_Brief_:
Each line containing the word "White" must be collected.

_Data shown_:
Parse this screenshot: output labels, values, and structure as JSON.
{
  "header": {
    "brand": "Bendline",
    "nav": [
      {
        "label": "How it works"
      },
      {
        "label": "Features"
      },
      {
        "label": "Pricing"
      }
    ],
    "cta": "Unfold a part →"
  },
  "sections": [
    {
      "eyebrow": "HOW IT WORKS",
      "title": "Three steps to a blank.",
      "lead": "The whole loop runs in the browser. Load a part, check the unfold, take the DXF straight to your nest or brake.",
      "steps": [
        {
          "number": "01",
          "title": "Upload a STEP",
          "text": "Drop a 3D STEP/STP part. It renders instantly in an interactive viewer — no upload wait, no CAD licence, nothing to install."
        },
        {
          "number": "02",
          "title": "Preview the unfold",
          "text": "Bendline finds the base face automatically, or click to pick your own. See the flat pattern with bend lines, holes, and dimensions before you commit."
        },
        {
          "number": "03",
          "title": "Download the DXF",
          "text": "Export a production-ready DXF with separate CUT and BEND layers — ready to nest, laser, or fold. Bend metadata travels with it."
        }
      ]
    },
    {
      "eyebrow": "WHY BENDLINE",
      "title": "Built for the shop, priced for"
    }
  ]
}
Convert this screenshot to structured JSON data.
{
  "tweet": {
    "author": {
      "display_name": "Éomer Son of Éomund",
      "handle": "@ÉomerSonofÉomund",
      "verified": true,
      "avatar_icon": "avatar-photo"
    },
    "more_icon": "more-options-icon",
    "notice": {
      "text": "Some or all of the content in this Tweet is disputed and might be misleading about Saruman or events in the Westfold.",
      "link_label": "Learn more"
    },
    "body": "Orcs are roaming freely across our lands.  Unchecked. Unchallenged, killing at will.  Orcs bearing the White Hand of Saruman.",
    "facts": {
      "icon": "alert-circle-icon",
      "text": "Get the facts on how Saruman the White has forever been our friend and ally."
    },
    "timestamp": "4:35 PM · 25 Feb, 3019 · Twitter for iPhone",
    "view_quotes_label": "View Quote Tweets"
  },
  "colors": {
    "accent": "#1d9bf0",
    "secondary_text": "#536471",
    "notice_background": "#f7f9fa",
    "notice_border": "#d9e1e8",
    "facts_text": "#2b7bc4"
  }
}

_Correct result_:
    "body": "Orcs are roaming freely across our lands.  Unchecked. Unchallenged, killing at will.  Orcs bearing the White Hand of Saruman.",
      "text": "Get the facts on how Saruman the White has forever been our friend and ally."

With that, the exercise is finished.